-- Extract to read start --
Goal
In CDAP 4.0, the main theme for Datasets is improving/establishing proper and semantically sound dataset management. That includes the management of dataset types (code), and the management of dataset instances (actual data) throughout their life cycle. The current dataset framework has various shortcomings that need to be addressed. This document will discuss each area of improvement, list end-to-end use cases and requirements, and finally address the design to implement the requirements.
...
- User stories documented(Andreas)
- User stories reviewed(Nitin)
- User stories reviewed(Todd)
- Requirements documented(Andreas)
- Requirements Reviewed
- Mockups Built
- Design Built
- Design Accepted
...
- As a user, I want to specify as part of dataset configuration whether it is explorable.
- As a user, I do not want to specify the explore schema (and format) as separate properties if they can be derived from other standard dataset properties.
-- Extract to read end --
-- Data start --
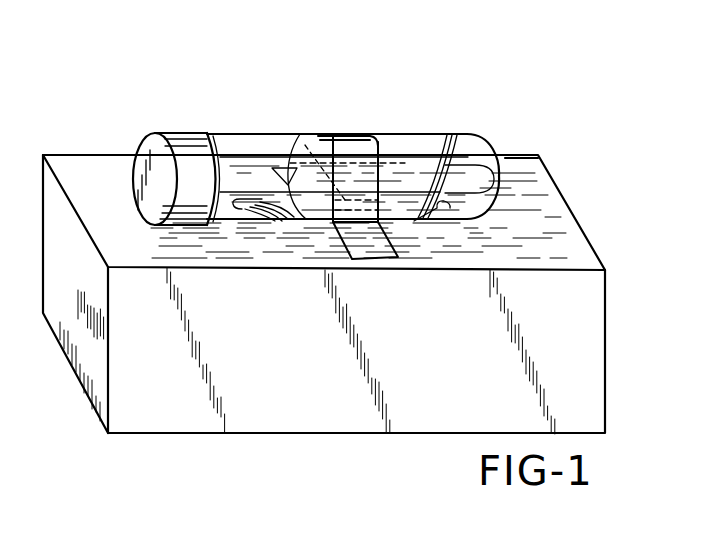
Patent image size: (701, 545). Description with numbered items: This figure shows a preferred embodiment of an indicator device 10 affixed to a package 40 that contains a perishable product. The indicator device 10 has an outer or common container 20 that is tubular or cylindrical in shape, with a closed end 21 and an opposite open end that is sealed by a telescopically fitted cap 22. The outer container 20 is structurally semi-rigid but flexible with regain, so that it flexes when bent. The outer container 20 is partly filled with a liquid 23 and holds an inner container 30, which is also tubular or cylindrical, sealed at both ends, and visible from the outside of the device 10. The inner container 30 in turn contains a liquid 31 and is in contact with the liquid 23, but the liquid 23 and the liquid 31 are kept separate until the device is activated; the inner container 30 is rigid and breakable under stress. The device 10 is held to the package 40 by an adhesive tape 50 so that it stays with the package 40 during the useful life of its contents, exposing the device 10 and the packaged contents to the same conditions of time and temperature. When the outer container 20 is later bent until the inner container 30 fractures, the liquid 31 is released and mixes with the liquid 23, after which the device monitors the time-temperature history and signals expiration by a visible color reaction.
-- Data end --
> [Task instructions]:
1) For the CDAP 4.0 dataset page above, decide whether each statement agrees with it. Answer yes or no for each, and quote the deciding words.
(a) The dataset theme for CDAP 4.0 covers managing both dataset types and dataset instances.
(b) The current dataset framework is described as having no shortcomings.
(c) A user wants to specify in the dataset configuration whether a dataset is explorable.
2) Rewrite the stretch of the CDAP 4.0 dataset page from "- As a user, I do" through "standard dataset properties.", swapping "explore schema" for "query schema".

> [Problem solutions]:
1)
(a) Yes: "That includes the management of dataset types (code), and the management of dataset instances (actual data) throughout their life cycle."
(b) No: "The current dataset framework has various shortcomings that need to be addressed."
(c) Yes: "As a user, I want to specify as part of dataset configuration whether it is explorable."

2)
- As a user, I do not want to specify the query schema (and format) as separate properties if they can be derived from other standard dataset properties.